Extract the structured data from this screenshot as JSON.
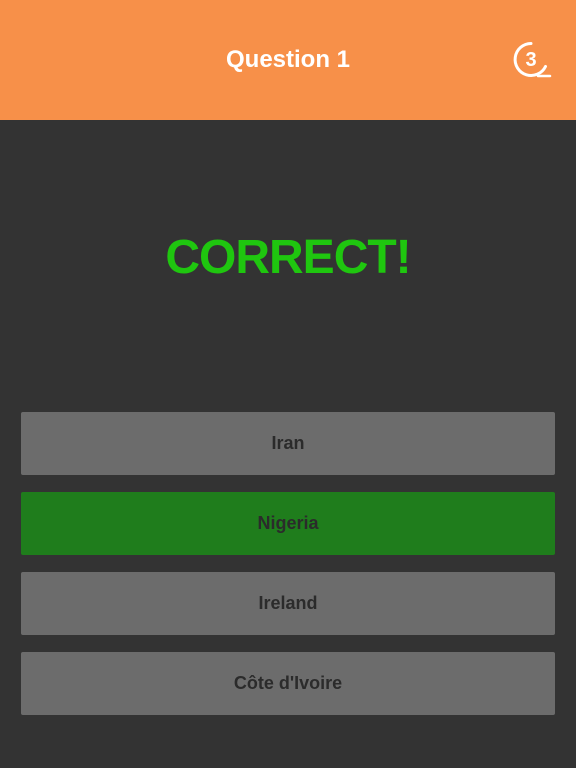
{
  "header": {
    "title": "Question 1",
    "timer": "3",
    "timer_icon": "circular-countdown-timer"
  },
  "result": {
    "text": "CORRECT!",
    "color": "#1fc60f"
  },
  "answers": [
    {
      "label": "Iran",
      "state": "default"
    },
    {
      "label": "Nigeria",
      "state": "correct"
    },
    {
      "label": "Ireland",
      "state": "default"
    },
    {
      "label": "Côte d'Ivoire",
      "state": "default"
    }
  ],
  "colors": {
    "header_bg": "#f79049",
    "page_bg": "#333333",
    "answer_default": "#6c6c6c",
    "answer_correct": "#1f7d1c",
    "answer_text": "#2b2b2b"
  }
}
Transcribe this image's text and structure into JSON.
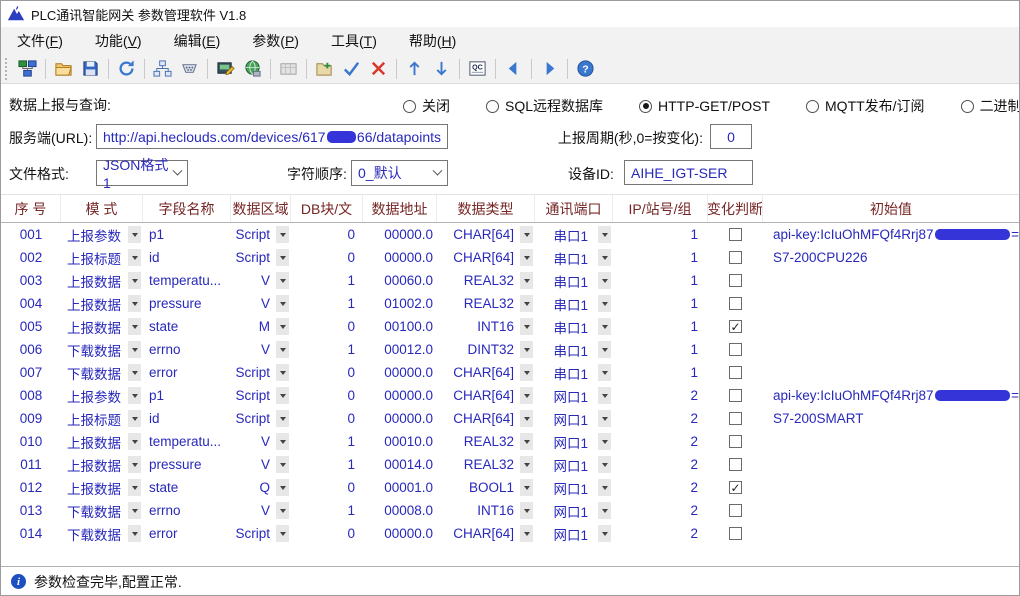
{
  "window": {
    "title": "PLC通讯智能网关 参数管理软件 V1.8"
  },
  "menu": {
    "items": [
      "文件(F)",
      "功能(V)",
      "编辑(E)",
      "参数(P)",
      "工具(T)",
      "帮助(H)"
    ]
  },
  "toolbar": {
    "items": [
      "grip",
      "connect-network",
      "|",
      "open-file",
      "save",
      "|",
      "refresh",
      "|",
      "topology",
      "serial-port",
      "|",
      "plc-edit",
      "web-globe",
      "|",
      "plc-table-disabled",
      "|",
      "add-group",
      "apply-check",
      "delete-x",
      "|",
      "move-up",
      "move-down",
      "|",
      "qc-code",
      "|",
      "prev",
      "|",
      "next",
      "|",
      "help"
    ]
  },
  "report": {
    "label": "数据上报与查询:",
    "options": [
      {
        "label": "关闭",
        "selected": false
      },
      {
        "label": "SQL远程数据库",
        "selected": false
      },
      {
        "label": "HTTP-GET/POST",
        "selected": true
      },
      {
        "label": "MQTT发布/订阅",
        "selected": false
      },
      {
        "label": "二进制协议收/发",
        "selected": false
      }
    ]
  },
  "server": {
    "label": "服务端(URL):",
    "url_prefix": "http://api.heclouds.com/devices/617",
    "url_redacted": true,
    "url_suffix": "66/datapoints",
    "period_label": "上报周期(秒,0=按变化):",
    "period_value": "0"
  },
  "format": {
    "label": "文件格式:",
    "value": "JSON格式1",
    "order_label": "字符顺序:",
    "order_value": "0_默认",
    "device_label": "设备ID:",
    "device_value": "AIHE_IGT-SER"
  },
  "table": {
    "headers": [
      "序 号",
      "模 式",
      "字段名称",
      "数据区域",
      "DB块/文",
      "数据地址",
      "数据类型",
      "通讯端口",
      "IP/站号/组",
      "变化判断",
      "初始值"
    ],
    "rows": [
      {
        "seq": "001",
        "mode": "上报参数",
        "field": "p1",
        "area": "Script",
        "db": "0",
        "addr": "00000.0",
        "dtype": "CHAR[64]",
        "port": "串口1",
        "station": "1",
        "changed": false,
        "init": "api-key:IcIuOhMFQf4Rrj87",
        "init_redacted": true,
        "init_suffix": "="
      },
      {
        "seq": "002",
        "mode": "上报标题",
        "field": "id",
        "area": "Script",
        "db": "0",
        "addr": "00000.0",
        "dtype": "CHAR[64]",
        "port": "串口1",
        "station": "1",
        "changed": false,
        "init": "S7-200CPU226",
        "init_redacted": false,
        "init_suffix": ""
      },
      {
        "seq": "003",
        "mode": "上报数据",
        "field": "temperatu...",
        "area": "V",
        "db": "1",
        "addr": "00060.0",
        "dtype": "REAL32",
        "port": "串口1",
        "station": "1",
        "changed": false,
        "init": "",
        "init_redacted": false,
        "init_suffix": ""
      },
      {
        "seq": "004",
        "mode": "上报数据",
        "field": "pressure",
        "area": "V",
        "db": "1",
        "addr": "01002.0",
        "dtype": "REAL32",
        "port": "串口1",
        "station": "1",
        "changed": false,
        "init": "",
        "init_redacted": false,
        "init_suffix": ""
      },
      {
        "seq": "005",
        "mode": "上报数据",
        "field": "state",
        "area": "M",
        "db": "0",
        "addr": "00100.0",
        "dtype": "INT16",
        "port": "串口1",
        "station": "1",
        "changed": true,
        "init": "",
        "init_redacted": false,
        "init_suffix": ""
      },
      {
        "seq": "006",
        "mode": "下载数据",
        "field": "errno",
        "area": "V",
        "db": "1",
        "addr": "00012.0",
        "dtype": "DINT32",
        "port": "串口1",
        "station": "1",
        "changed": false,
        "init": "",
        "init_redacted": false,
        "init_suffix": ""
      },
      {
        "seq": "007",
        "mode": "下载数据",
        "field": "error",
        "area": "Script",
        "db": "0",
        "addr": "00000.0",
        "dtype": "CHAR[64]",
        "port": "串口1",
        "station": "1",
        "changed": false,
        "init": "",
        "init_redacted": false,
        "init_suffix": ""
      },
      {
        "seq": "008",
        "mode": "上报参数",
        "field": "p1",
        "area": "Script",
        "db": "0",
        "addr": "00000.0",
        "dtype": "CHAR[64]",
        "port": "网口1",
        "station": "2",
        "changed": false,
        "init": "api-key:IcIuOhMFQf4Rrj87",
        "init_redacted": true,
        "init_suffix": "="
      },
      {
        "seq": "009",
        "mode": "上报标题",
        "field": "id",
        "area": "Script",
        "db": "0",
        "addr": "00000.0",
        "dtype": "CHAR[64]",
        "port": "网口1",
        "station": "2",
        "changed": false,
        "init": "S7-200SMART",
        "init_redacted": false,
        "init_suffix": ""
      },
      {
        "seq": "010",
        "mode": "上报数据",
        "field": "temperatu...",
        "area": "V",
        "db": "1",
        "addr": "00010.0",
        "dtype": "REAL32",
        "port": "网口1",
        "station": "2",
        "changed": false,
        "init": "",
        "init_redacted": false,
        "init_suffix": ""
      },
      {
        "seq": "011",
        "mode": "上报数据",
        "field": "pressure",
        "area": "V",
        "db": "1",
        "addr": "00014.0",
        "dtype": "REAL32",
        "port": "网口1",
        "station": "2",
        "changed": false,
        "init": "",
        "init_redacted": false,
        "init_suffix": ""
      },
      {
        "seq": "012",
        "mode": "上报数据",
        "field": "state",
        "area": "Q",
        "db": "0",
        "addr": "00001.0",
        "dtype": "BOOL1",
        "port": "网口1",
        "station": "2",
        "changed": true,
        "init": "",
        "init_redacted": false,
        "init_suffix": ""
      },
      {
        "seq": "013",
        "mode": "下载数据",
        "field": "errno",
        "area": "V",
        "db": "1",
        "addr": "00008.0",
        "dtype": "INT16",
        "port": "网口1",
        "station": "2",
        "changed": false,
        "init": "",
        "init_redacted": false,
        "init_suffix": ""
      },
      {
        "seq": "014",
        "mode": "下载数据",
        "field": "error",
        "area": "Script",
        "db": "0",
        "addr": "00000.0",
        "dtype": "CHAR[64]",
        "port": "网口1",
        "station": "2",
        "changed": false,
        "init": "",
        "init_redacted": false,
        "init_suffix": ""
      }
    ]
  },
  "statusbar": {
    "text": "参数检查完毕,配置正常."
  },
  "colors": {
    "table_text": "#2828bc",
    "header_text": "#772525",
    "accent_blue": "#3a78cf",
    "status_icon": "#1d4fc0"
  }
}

....

Work to be completed: Repeat the material exactly as it reads, without any of its pictures.

Reply:
Extract the structured data from this screenshot as JSON.
{
  "header": {
    "title": "Question 1",
    "timer": "3",
    "timer_icon": "circular-countdown-timer"
  },
  "result": {
    "text": "CORRECT!",
    "color": "#1fc60f"
  },
  "answers": [
    {
      "label": "Iran",
      "state": "default"
    },
    {
      "label": "Nigeria",
      "state": "correct"
    },
    {
      "label": "Ireland",
      "state": "default"
    },
    {
      "label": "Côte d'Ivoire",
      "state": "default"
    }
  ],
  "colors": {
    "header_bg": "#f79049",
    "page_bg": "#333333",
    "answer_default": "#6c6c6c",
    "answer_correct": "#1f7d1c",
    "answer_text": "#2b2b2b"
  }
}
Transcribe this image's text and structure into JSON.
{
  "window": {
    "title": "PLC通讯智能网关 参数管理软件 V1.8"
  },
  "menu": {
    "items": [
      "文件(F)",
      "功能(V)",
      "编辑(E)",
      "参数(P)",
      "工具(T)",
      "帮助(H)"
    ]
  },
  "toolbar": {
    "items": [
      "grip",
      "connect-network",
      "|",
      "open-file",
      "save",
      "|",
      "refresh",
      "|",
      "topology",
      "serial-port",
      "|",
      "plc-edit",
      "web-globe",
      "|",
      "plc-table-disabled",
      "|",
      "add-group",
      "apply-check",
      "delete-x",
      "|",
      "move-up",
      "move-down",
      "|",
      "qc-code",
      "|",
      "prev",
      "|",
      "next",
      "|",
      "help"
    ]
  },
  "report": {
    "label": "数据上报与查询:",
    "options": [
      {
        "label": "关闭",
        "selected": false
      },
      {
        "label": "SQL远程数据库",
        "selected": false
      },
      {
        "label": "HTTP-GET/POST",
        "selected": true
      },
      {
        "label": "MQTT发布/订阅",
        "selected": false
      },
      {
        "label": "二进制协议收/发",
        "selected": false
      }
    ]
  },
  "server": {
    "label": "服务端(URL):",
    "url_prefix": "http://api.heclouds.com/devices/617",
    "url_redacted": true,
    "url_suffix": "66/datapoints",
    "period_label": "上报周期(秒,0=按变化):",
    "period_value": "0"
  },
  "format": {
    "label": "文件格式:",
    "value": "JSON格式1",
    "order_label": "字符顺序:",
    "order_value": "0_默认",
    "device_label": "设备ID:",
    "device_value": "AIHE_IGT-SER"
  },
  "table": {
    "headers": [
      "序 号",
      "模 式",
      "字段名称",
      "数据区域",
      "DB块/文",
      "数据地址",
      "数据类型",
      "通讯端口",
      "IP/站号/组",
      "变化判断",
      "初始值"
    ],
    "rows": [
      {
        "seq": "001",
        "mode": "上报参数",
        "field": "p1",
        "area": "Script",
        "db": "0",
        "addr": "00000.0",
        "dtype": "CHAR[64]",
        "port": "串口1",
        "station": "1",
        "changed": false,
        "init": "api-key:IcIuOhMFQf4Rrj87",
        "init_redacted": true,
        "init_suffix": "="
      },
      {
        "seq": "002",
        "mode": "上报标题",
        "field": "id",
        "area": "Script",
        "db": "0",
        "addr": "00000.0",
        "dtype": "CHAR[64]",
        "port": "串口1",
        "station": "1",
        "changed": false,
        "init": "S7-200CPU226",
        "init_redacted": false,
        "init_suffix": ""
      },
      {
        "seq": "003",
        "mode": "上报数据",
        "field": "temperatu...",
        "area": "V",
        "db": "1",
        "addr": "00060.0",
        "dtype": "REAL32",
        "port": "串口1",
        "station": "1",
        "changed": false,
        "init": "",
        "init_redacted": false,
        "init_suffix": ""
      },
      {
        "seq": "004",
        "mode": "上报数据",
        "field": "pressure",
        "area": "V",
        "db": "1",
        "addr": "01002.0",
        "dtype": "REAL32",
        "port": "串口1",
        "station": "1",
        "changed": false,
        "init": "",
        "init_redacted": false,
        "init_suffix": ""
      },
      {
        "seq": "005",
        "mode": "上报数据",
        "field": "state",
        "area": "M",
        "db": "0",
        "addr": "00100.0",
        "dtype": "INT16",
        "port": "串口1",
        "station": "1",
        "changed": true,
        "init": "",
        "init_redacted": false,
        "init_suffix": ""
      },
      {
        "seq": "006",
        "mode": "下载数据",
        "field": "errno",
        "area": "V",
        "db": "1",
        "addr": "00012.0",
        "dtype": "DINT32",
        "port": "串口1",
        "station": "1",
        "changed": false,
        "init": "",
        "init_redacted": false,
        "init_suffix": ""
      },
      {
        "seq": "007",
        "mode": "下载数据",
        "field": "error",
        "area": "Script",
        "db": "0",
        "addr": "00000.0",
        "dtype": "CHAR[64]",
        "port": "串口1",
        "station": "1",
        "changed": false,
        "init": "",
        "init_redacted": false,
        "init_suffix": ""
      },
      {
        "seq": "008",
        "mode": "上报参数",
        "field": "p1",
        "area": "Script",
        "db": "0",
        "addr": "00000.0",
        "dtype": "CHAR[64]",
        "port": "网口1",
        "station": "2",
        "changed": false,
        "init": "api-key:IcIuOhMFQf4Rrj87",
        "init_redacted": true,
        "init_suffix": "="
      },
      {
        "seq": "009",
        "mode": "上报标题",
        "field": "id",
        "area": "Script",
        "db": "0",
        "addr": "00000.0",
        "dtype": "CHAR[64]",
        "port": "网口1",
        "station": "2",
        "changed": false,
        "init": "S7-200SMART",
        "init_redacted": false,
        "init_suffix": ""
      },
      {
        "seq": "010",
        "mode": "上报数据",
        "field": "temperatu...",
        "area": "V",
        "db": "1",
        "addr": "00010.0",
        "dtype": "REAL32",
        "port": "网口1",
        "station": "2",
        "changed": false,
        "init": "",
        "init_redacted": false,
        "init_suffix": ""
      },
      {
        "seq": "011",
        "mode": "上报数据",
        "field": "pressure",
        "area": "V",
        "db": "1",
        "addr": "00014.0",
        "dtype": "REAL32",
        "port": "网口1",
        "station": "2",
        "changed": false,
        "init": "",
        "init_redacted": false,
        "init_suffix": ""
      },
      {
        "seq": "012",
        "mode": "上报数据",
        "field": "state",
        "area": "Q",
        "db": "0",
        "addr": "00001.0",
        "dtype": "BOOL1",
        "port": "网口1",
        "station": "2",
        "changed": true,
        "init": "",
        "init_redacted": false,
        "init_suffix": ""
      },
      {
        "seq": "013",
        "mode": "下载数据",
        "field": "errno",
        "area": "V",
        "db": "1",
        "addr": "00008.0",
        "dtype": "INT16",
        "port": "网口1",
        "station": "2",
        "changed": false,
        "init": "",
        "init_redacted": false,
        "init_suffix": ""
      },
      {
        "seq": "014",
        "mode": "下载数据",
        "field": "error",
        "area": "Script",
        "db": "0",
        "addr": "00000.0",
        "dtype": "CHAR[64]",
        "port": "网口1",
        "station": "2",
        "changed": false,
        "init": "",
        "init_redacted": false,
        "init_suffix": ""
      }
    ]
  },
  "statusbar": {
    "text": "参数检查完毕,配置正常."
  },
  "colors": {
    "table_text": "#2828bc",
    "header_text": "#772525",
    "accent_blue": "#3a78cf",
    "status_icon": "#1d4fc0"
  }
}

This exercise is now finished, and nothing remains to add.